_Work required:_ From the entries below, gather every line containing the string "JSON".

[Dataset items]
++++++++++++++++++++

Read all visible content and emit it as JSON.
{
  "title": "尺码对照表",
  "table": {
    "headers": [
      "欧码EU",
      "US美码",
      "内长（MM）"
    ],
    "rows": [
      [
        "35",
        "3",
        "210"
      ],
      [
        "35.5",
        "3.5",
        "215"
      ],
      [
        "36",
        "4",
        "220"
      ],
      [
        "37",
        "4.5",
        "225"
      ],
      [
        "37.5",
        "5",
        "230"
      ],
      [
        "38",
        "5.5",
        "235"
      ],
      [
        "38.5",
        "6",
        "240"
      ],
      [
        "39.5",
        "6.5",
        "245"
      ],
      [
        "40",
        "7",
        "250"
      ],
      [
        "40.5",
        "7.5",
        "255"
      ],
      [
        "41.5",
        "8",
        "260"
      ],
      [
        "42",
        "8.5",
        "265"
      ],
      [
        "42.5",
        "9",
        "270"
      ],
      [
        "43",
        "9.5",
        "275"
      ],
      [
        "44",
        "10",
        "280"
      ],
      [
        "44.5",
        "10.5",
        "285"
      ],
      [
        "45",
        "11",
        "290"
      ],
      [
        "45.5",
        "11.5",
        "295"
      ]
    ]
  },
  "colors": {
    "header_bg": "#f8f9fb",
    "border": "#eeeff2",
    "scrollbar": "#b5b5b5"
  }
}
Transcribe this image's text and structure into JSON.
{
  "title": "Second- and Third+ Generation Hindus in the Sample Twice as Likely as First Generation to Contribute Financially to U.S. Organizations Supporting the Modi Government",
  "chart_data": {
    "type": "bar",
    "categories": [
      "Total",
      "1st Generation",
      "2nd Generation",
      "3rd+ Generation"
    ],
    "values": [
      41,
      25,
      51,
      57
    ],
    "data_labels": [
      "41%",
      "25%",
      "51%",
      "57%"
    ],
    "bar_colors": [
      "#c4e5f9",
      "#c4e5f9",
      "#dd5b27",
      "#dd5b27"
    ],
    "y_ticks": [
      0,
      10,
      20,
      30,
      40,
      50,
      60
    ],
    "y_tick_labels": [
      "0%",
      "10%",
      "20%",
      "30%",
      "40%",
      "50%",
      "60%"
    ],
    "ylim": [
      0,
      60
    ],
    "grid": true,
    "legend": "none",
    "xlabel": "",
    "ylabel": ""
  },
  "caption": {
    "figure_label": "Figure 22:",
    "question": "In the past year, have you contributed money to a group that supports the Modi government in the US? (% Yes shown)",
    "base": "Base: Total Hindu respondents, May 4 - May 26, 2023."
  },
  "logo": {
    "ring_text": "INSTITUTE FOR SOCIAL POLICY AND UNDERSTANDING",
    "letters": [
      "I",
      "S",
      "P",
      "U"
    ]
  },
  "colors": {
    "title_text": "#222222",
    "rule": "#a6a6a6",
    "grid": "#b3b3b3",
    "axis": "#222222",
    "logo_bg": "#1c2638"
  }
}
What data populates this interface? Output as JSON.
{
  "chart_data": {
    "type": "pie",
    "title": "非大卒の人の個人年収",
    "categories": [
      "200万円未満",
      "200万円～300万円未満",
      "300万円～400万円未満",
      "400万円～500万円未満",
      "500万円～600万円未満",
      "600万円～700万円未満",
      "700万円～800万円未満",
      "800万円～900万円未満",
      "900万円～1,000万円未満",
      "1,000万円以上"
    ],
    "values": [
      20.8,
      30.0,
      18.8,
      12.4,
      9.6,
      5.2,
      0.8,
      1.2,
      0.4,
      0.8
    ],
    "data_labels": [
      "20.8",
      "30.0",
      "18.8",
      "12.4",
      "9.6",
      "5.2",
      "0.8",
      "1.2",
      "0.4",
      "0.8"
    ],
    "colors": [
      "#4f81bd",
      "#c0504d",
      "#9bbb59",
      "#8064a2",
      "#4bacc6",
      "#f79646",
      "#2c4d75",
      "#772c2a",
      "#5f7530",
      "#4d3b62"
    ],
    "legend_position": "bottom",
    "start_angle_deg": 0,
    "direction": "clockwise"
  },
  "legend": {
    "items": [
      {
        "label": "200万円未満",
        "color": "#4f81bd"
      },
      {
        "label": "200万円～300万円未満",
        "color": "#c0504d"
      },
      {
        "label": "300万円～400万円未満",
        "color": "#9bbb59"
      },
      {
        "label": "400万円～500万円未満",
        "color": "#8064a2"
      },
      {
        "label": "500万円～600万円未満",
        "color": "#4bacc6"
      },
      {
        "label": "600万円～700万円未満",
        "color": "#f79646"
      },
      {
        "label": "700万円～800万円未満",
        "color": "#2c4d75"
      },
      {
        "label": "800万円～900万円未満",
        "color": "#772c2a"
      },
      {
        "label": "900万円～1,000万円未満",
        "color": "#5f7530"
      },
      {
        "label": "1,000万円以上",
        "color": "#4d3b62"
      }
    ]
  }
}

++++++++++++++++++++

_Task result:_
Read all visible content and emit it as JSON.
Transcribe this image's text and structure into JSON.
What data populates this interface? Output as JSON.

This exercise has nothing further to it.